— start of Extracted records —

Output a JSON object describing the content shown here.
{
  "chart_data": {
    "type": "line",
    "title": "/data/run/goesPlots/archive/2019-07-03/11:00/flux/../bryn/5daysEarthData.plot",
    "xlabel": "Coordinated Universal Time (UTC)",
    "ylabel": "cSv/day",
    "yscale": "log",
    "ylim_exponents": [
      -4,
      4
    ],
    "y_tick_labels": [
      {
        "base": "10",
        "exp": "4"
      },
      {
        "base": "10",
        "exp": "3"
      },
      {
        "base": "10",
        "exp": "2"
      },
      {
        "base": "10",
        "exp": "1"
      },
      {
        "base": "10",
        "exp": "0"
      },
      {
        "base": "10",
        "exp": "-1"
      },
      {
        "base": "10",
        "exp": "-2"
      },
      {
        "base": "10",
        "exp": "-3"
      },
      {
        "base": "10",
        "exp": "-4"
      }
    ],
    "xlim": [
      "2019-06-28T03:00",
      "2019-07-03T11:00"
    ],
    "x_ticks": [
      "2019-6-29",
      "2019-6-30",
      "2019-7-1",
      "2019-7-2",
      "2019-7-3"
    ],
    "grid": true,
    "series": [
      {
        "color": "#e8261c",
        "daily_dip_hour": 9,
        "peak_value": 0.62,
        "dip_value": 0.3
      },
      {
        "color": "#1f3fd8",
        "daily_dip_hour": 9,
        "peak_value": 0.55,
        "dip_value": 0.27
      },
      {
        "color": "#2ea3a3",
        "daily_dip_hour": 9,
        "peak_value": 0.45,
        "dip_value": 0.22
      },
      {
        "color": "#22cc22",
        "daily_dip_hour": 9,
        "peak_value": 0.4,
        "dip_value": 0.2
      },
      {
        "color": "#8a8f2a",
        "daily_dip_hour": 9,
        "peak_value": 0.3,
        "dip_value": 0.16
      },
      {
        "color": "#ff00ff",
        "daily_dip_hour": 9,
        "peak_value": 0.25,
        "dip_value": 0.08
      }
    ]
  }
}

— end of Extracted records —

Goal:
Find the string "color" in the records, then copy each line where it occurs.

Result of this task:
        "color": "#e8261c",
        "color": "#1f3fd8",
        "color": "#2ea3a3",
        "color": "#22cc22",
        "color": "#8a8f2a",
        "color": "#ff00ff",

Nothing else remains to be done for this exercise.